▶ TASK PROMPT: Write out the full set of records exactly. Any pictures in them do not belong in the copy.

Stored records
* START *
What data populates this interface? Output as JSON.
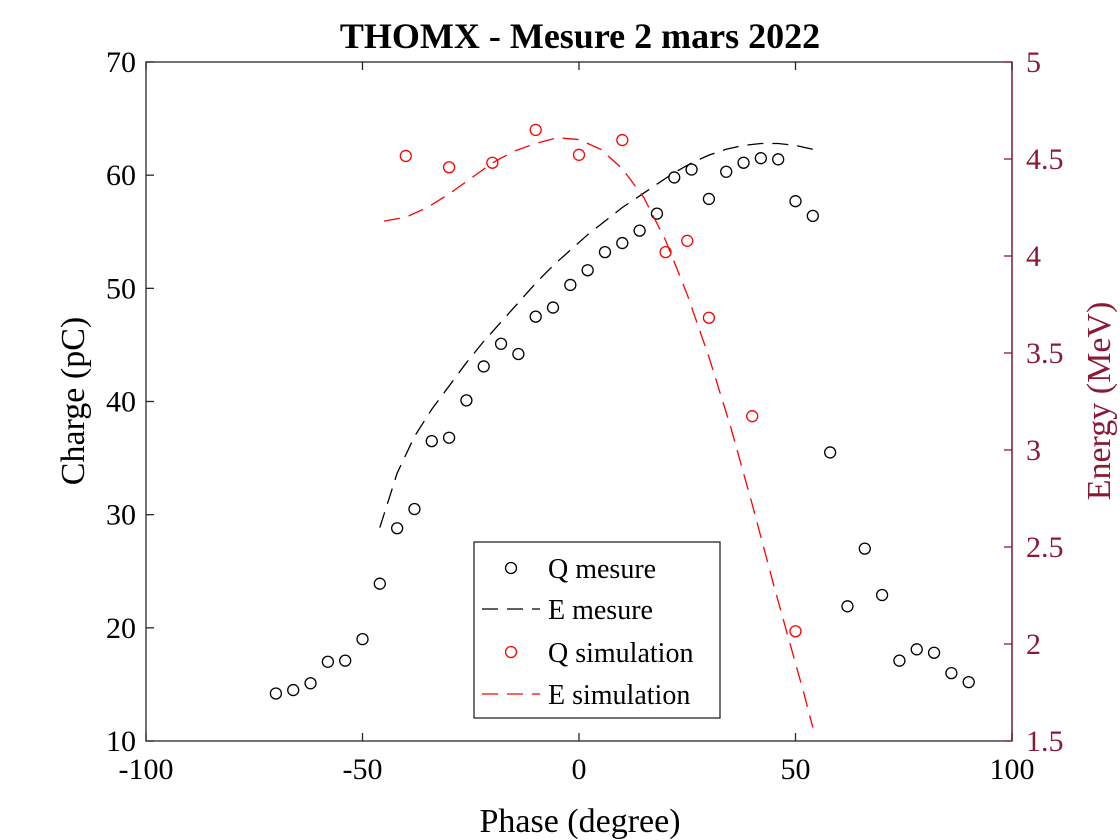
{
  "chart_data": {
    "type": "scatter",
    "title": "THOMX - Mesure 2 mars 2022",
    "xlabel": "Phase (degree)",
    "ylabel_left": "Charge (pC)",
    "ylabel_right": "Energy (MeV)",
    "xlim": [
      -100,
      100
    ],
    "ylim_left": [
      10,
      70
    ],
    "ylim_right": [
      1.5,
      5
    ],
    "x_ticks": [
      "-100",
      "-50",
      "0",
      "50",
      "100"
    ],
    "y_left_ticks": [
      "10",
      "20",
      "30",
      "40",
      "50",
      "60",
      "70"
    ],
    "y_right_ticks": [
      "1.5",
      "2",
      "2.5",
      "3",
      "3.5",
      "4",
      "4.5",
      "5"
    ],
    "grid": false,
    "legend_placement": "bottom-center",
    "colors": {
      "black": "#000000",
      "red": "#ff0000",
      "right_axis": "#8b1a35"
    },
    "series": [
      {
        "name": "Q mesure",
        "kind": "markers",
        "axis": "left",
        "color": "#000000",
        "x": [
          -70,
          -66,
          -62,
          -58,
          -54,
          -50,
          -46,
          -42,
          -38,
          -34,
          -30,
          -26,
          -22,
          -18,
          -14,
          -10,
          -6,
          -2,
          2,
          6,
          10,
          14,
          18,
          22,
          26,
          30,
          34,
          38,
          42,
          46,
          50,
          54,
          58,
          62,
          66,
          70,
          74,
          78,
          82,
          86,
          90
        ],
        "y": [
          14.2,
          14.5,
          15.1,
          17.0,
          17.1,
          19.0,
          23.9,
          28.8,
          30.5,
          36.5,
          36.8,
          40.1,
          43.1,
          45.1,
          44.2,
          47.5,
          48.3,
          50.3,
          51.6,
          53.2,
          54.0,
          55.1,
          56.6,
          59.8,
          60.5,
          57.9,
          60.3,
          61.1,
          61.5,
          61.4,
          57.7,
          56.4,
          35.5,
          21.9,
          27.0,
          22.9,
          17.1,
          18.1,
          17.8,
          16.0,
          15.2
        ]
      },
      {
        "name": "E mesure",
        "kind": "dashed-line",
        "axis": "right",
        "color": "#000000",
        "x": [
          -46,
          -42,
          -38,
          -34,
          -30,
          -26,
          -22,
          -18,
          -14,
          -10,
          -6,
          -2,
          2,
          6,
          10,
          14,
          18,
          22,
          26,
          30,
          34,
          38,
          42,
          46,
          50,
          52,
          54
        ],
        "y": [
          2.6,
          2.88,
          3.07,
          3.21,
          3.33,
          3.45,
          3.56,
          3.66,
          3.76,
          3.86,
          3.95,
          4.03,
          4.11,
          4.18,
          4.25,
          4.31,
          4.37,
          4.43,
          4.48,
          4.52,
          4.55,
          4.57,
          4.58,
          4.58,
          4.57,
          4.56,
          4.55
        ]
      },
      {
        "name": "Q simulation",
        "kind": "markers",
        "axis": "left",
        "color": "#ff0000",
        "x": [
          -40,
          -30,
          -20,
          -10,
          0,
          10,
          20,
          25,
          30,
          40,
          50
        ],
        "y": [
          61.7,
          60.7,
          61.1,
          64.0,
          61.8,
          63.1,
          53.2,
          54.2,
          47.4,
          38.7,
          19.7
        ]
      },
      {
        "name": "E simulation",
        "kind": "dashed-line",
        "axis": "right",
        "color": "#ff0000",
        "x": [
          -45,
          -40,
          -35,
          -30,
          -25,
          -20,
          -15,
          -10,
          -5,
          0,
          5,
          10,
          15,
          20,
          25,
          30,
          35,
          40,
          45,
          50,
          52,
          54
        ],
        "y": [
          4.18,
          4.2,
          4.25,
          4.32,
          4.4,
          4.48,
          4.54,
          4.58,
          4.61,
          4.6,
          4.55,
          4.45,
          4.3,
          4.08,
          3.8,
          3.48,
          3.12,
          2.72,
          2.3,
          1.9,
          1.74,
          1.57
        ]
      }
    ]
  }
}
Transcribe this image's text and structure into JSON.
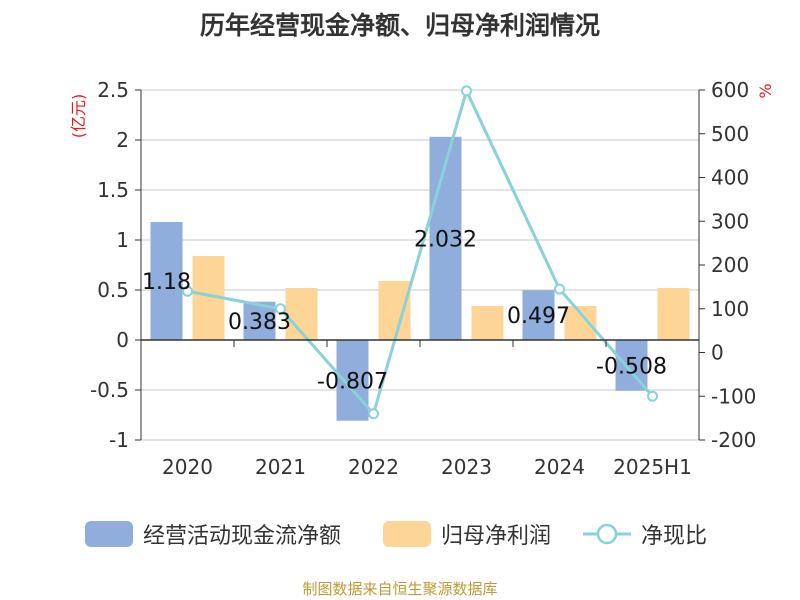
* END *
▶ ANSWER FOR THE TASK:
What data populates this interface? Output as JSON.
{
  "chart_data": {
    "type": "scatter",
    "title": "THOMX - Mesure 2 mars 2022",
    "xlabel": "Phase (degree)",
    "ylabel_left": "Charge (pC)",
    "ylabel_right": "Energy (MeV)",
    "xlim": [
      -100,
      100
    ],
    "ylim_left": [
      10,
      70
    ],
    "ylim_right": [
      1.5,
      5
    ],
    "x_ticks": [
      "-100",
      "-50",
      "0",
      "50",
      "100"
    ],
    "y_left_ticks": [
      "10",
      "20",
      "30",
      "40",
      "50",
      "60",
      "70"
    ],
    "y_right_ticks": [
      "1.5",
      "2",
      "2.5",
      "3",
      "3.5",
      "4",
      "4.5",
      "5"
    ],
    "grid": false,
    "legend_placement": "bottom-center",
    "colors": {
      "black": "#000000",
      "red": "#ff0000",
      "right_axis": "#8b1a35"
    },
    "series": [
      {
        "name": "Q mesure",
        "kind": "markers",
        "axis": "left",
        "color": "#000000",
        "x": [
          -70,
          -66,
          -62,
          -58,
          -54,
          -50,
          -46,
          -42,
          -38,
          -34,
          -30,
          -26,
          -22,
          -18,
          -14,
          -10,
          -6,
          -2,
          2,
          6,
          10,
          14,
          18,
          22,
          26,
          30,
          34,
          38,
          42,
          46,
          50,
          54,
          58,
          62,
          66,
          70,
          74,
          78,
          82,
          86,
          90
        ],
        "y": [
          14.2,
          14.5,
          15.1,
          17.0,
          17.1,
          19.0,
          23.9,
          28.8,
          30.5,
          36.5,
          36.8,
          40.1,
          43.1,
          45.1,
          44.2,
          47.5,
          48.3,
          50.3,
          51.6,
          53.2,
          54.0,
          55.1,
          56.6,
          59.8,
          60.5,
          57.9,
          60.3,
          61.1,
          61.5,
          61.4,
          57.7,
          56.4,
          35.5,
          21.9,
          27.0,
          22.9,
          17.1,
          18.1,
          17.8,
          16.0,
          15.2
        ]
      },
      {
        "name": "E mesure",
        "kind": "dashed-line",
        "axis": "right",
        "color": "#000000",
        "x": [
          -46,
          -42,
          -38,
          -34,
          -30,
          -26,
          -22,
          -18,
          -14,
          -10,
          -6,
          -2,
          2,
          6,
          10,
          14,
          18,
          22,
          26,
          30,
          34,
          38,
          42,
          46,
          50,
          52,
          54
        ],
        "y": [
          2.6,
          2.88,
          3.07,
          3.21,
          3.33,
          3.45,
          3.56,
          3.66,
          3.76,
          3.86,
          3.95,
          4.03,
          4.11,
          4.18,
          4.25,
          4.31,
          4.37,
          4.43,
          4.48,
          4.52,
          4.55,
          4.57,
          4.58,
          4.58,
          4.57,
          4.56,
          4.55
        ]
      },
      {
        "name": "Q simulation",
        "kind": "markers",
        "axis": "left",
        "color": "#ff0000",
        "x": [
          -40,
          -30,
          -20,
          -10,
          0,
          10,
          20,
          25,
          30,
          40,
          50
        ],
        "y": [
          61.7,
          60.7,
          61.1,
          64.0,
          61.8,
          63.1,
          53.2,
          54.2,
          47.4,
          38.7,
          19.7
        ]
      },
      {
        "name": "E simulation",
        "kind": "dashed-line",
        "axis": "right",
        "color": "#ff0000",
        "x": [
          -45,
          -40,
          -35,
          -30,
          -25,
          -20,
          -15,
          -10,
          -5,
          0,
          5,
          10,
          15,
          20,
          25,
          30,
          35,
          40,
          45,
          50,
          52,
          54
        ],
        "y": [
          4.18,
          4.2,
          4.25,
          4.32,
          4.4,
          4.48,
          4.54,
          4.58,
          4.61,
          4.6,
          4.55,
          4.45,
          4.3,
          4.08,
          3.8,
          3.48,
          3.12,
          2.72,
          2.3,
          1.9,
          1.74,
          1.57
        ]
      }
    ]
  }
}
Transcribe this image's text and structure into JSON.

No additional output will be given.